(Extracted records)
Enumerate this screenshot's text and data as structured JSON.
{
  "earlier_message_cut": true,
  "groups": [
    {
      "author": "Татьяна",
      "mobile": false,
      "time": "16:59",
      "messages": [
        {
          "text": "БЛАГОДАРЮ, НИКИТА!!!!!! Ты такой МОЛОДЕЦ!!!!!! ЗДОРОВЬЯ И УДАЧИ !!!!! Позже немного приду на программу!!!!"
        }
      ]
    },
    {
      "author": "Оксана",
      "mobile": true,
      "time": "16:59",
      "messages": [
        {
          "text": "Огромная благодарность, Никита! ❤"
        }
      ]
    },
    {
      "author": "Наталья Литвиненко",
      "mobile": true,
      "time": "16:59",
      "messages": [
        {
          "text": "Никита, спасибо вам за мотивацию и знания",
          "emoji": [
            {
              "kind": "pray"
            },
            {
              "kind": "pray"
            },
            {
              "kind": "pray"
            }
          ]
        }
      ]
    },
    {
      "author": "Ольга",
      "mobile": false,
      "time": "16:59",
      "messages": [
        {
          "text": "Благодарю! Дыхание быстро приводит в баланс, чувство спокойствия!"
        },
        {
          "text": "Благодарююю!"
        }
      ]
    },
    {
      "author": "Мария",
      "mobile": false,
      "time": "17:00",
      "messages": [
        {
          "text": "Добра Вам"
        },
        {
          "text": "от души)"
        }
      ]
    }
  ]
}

* [REQUIRED TASK] Write out every entry again, keeping each line exactly the same.

* [SOLUTION]
Enumerate this screenshot's text and data as structured JSON.
{
  "earlier_message_cut": true,
  "groups": [
    {
      "author": "Татьяна",
      "mobile": false,
      "time": "16:59",
      "messages": [
        {
          "text": "БЛАГОДАРЮ, НИКИТА!!!!!! Ты такой МОЛОДЕЦ!!!!!! ЗДОРОВЬЯ И УДАЧИ !!!!! Позже немного приду на программу!!!!"
        }
      ]
    },
    {
      "author": "Оксана",
      "mobile": true,
      "time": "16:59",
      "messages": [
        {
          "text": "Огромная благодарность, Никита! ❤"
        }
      ]
    },
    {
      "author": "Наталья Литвиненко",
      "mobile": true,
      "time": "16:59",
      "messages": [
        {
          "text": "Никита, спасибо вам за мотивацию и знания",
          "emoji": [
            {
              "kind": "pray"
            },
            {
              "kind": "pray"
            },
            {
              "kind": "pray"
            }
          ]
        }
      ]
    },
    {
      "author": "Ольга",
      "mobile": false,
      "time": "16:59",
      "messages": [
        {
          "text": "Благодарю! Дыхание быстро приводит в баланс, чувство спокойствия!"
        },
        {
          "text": "Благодарююю!"
        }
      ]
    },
    {
      "author": "Мария",
      "mobile": false,
      "time": "17:00",
      "messages": [
        {
          "text": "Добра Вам"
        },
        {
          "text": "от души)"
        }
      ]
    }
  ]
}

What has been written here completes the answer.